▶ **Rows**

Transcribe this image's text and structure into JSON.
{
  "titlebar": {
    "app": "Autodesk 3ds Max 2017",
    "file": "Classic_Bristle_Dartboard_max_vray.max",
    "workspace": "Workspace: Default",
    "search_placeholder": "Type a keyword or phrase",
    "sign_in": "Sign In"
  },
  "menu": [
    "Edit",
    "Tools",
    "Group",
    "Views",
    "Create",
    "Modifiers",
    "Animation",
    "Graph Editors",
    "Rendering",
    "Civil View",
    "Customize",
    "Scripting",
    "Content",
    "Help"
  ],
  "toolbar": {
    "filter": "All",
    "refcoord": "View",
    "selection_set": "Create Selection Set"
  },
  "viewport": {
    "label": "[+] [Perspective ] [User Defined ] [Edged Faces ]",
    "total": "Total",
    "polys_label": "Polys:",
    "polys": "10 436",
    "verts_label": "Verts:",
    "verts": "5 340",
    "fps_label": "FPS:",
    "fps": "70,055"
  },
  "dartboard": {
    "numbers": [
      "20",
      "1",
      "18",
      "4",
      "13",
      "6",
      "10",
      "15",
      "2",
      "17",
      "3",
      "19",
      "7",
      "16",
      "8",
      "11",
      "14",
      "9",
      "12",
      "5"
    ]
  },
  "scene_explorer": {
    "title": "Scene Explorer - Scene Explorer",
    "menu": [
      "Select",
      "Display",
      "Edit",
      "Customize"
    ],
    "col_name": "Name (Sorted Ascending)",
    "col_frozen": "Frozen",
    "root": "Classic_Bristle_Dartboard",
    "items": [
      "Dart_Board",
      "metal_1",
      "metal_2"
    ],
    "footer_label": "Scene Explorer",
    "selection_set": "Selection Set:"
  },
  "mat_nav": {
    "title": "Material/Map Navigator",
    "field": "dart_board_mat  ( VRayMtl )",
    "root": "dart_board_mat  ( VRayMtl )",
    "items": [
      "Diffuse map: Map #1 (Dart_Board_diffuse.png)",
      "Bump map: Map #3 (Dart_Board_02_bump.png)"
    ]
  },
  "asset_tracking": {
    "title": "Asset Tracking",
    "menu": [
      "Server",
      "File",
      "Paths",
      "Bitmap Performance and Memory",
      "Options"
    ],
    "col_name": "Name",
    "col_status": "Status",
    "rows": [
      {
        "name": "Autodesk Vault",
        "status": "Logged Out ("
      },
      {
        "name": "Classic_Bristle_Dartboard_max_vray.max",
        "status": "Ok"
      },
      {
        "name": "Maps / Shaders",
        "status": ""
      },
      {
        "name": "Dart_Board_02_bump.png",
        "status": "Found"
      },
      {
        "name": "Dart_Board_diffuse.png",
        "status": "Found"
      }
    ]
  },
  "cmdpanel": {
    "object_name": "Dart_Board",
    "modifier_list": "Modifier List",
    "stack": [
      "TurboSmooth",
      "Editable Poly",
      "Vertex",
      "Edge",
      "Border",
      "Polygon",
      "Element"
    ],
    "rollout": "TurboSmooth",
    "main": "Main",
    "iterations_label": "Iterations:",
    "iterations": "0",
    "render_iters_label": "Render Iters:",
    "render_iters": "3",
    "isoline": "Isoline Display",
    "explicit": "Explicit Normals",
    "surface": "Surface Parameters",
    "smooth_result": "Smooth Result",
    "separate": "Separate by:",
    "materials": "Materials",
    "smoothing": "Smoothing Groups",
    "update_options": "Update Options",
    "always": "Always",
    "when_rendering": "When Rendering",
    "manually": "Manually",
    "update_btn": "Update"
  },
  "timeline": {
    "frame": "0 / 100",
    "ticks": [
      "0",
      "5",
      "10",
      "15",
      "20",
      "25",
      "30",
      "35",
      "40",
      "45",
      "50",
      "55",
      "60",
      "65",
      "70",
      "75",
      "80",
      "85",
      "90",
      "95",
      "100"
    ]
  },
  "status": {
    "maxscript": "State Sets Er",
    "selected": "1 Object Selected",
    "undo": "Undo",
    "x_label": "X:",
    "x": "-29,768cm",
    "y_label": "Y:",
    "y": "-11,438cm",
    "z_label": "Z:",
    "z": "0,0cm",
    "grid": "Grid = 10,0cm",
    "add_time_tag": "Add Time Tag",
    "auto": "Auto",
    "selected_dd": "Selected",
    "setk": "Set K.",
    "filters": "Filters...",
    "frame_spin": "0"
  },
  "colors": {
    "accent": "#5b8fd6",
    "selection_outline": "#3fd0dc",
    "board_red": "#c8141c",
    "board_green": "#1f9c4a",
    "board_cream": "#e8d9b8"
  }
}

▶ **Task to complete**
Make a verbatim copy of every entry shown above.

▶ **In response**
Transcribe this image's text and structure into JSON.
{
  "titlebar": {
    "app": "Autodesk 3ds Max 2017",
    "file": "Classic_Bristle_Dartboard_max_vray.max",
    "workspace": "Workspace: Default",
    "search_placeholder": "Type a keyword or phrase",
    "sign_in": "Sign In"
  },
  "menu": [
    "Edit",
    "Tools",
    "Group",
    "Views",
    "Create",
    "Modifiers",
    "Animation",
    "Graph Editors",
    "Rendering",
    "Civil View",
    "Customize",
    "Scripting",
    "Content",
    "Help"
  ],
  "toolbar": {
    "filter": "All",
    "refcoord": "View",
    "selection_set": "Create Selection Set"
  },
  "viewport": {
    "label": "[+] [Perspective ] [User Defined ] [Edged Faces ]",
    "total": "Total",
    "polys_label": "Polys:",
    "polys": "10 436",
    "verts_label": "Verts:",
    "verts": "5 340",
    "fps_label": "FPS:",
    "fps": "70,055"
  },
  "dartboard": {
    "numbers": [
      "20",
      "1",
      "18",
      "4",
      "13",
      "6",
      "10",
      "15",
      "2",
      "17",
      "3",
      "19",
      "7",
      "16",
      "8",
      "11",
      "14",
      "9",
      "12",
      "5"
    ]
  },
  "scene_explorer": {
    "title": "Scene Explorer - Scene Explorer",
    "menu": [
      "Select",
      "Display",
      "Edit",
      "Customize"
    ],
    "col_name": "Name (Sorted Ascending)",
    "col_frozen": "Frozen",
    "root": "Classic_Bristle_Dartboard",
    "items": [
      "Dart_Board",
      "metal_1",
      "metal_2"
    ],
    "footer_label": "Scene Explorer",
    "selection_set": "Selection Set:"
  },
  "mat_nav": {
    "title": "Material/Map Navigator",
    "field": "dart_board_mat  ( VRayMtl )",
    "root": "dart_board_mat  ( VRayMtl )",
    "items": [
      "Diffuse map: Map #1 (Dart_Board_diffuse.png)",
      "Bump map: Map #3 (Dart_Board_02_bump.png)"
    ]
  },
  "asset_tracking": {
    "title": "Asset Tracking",
    "menu": [
      "Server",
      "File",
      "Paths",
      "Bitmap Performance and Memory",
      "Options"
    ],
    "col_name": "Name",
    "col_status": "Status",
    "rows": [
      {
        "name": "Autodesk Vault",
        "status": "Logged Out ("
      },
      {
        "name": "Classic_Bristle_Dartboard_max_vray.max",
        "status": "Ok"
      },
      {
        "name": "Maps / Shaders",
        "status": ""
      },
      {
        "name": "Dart_Board_02_bump.png",
        "status": "Found"
      },
      {
        "name": "Dart_Board_diffuse.png",
        "status": "Found"
      }
    ]
  },
  "cmdpanel": {
    "object_name": "Dart_Board",
    "modifier_list": "Modifier List",
    "stack": [
      "TurboSmooth",
      "Editable Poly",
      "Vertex",
      "Edge",
      "Border",
      "Polygon",
      "Element"
    ],
    "rollout": "TurboSmooth",
    "main": "Main",
    "iterations_label": "Iterations:",
    "iterations": "0",
    "render_iters_label": "Render Iters:",
    "render_iters": "3",
    "isoline": "Isoline Display",
    "explicit": "Explicit Normals",
    "surface": "Surface Parameters",
    "smooth_result": "Smooth Result",
    "separate": "Separate by:",
    "materials": "Materials",
    "smoothing": "Smoothing Groups",
    "update_options": "Update Options",
    "always": "Always",
    "when_rendering": "When Rendering",
    "manually": "Manually",
    "update_btn": "Update"
  },
  "timeline": {
    "frame": "0 / 100",
    "ticks": [
      "0",
      "5",
      "10",
      "15",
      "20",
      "25",
      "30",
      "35",
      "40",
      "45",
      "50",
      "55",
      "60",
      "65",
      "70",
      "75",
      "80",
      "85",
      "90",
      "95",
      "100"
    ]
  },
  "status": {
    "maxscript": "State Sets Er",
    "selected": "1 Object Selected",
    "undo": "Undo",
    "x_label": "X:",
    "x": "-29,768cm",
    "y_label": "Y:",
    "y": "-11,438cm",
    "z_label": "Z:",
    "z": "0,0cm",
    "grid": "Grid = 10,0cm",
    "add_time_tag": "Add Time Tag",
    "auto": "Auto",
    "selected_dd": "Selected",
    "setk": "Set K.",
    "filters": "Filters...",
    "frame_spin": "0"
  },
  "colors": {
    "accent": "#5b8fd6",
    "selection_outline": "#3fd0dc",
    "board_red": "#c8141c",
    "board_green": "#1f9c4a",
    "board_cream": "#e8d9b8"
  }
}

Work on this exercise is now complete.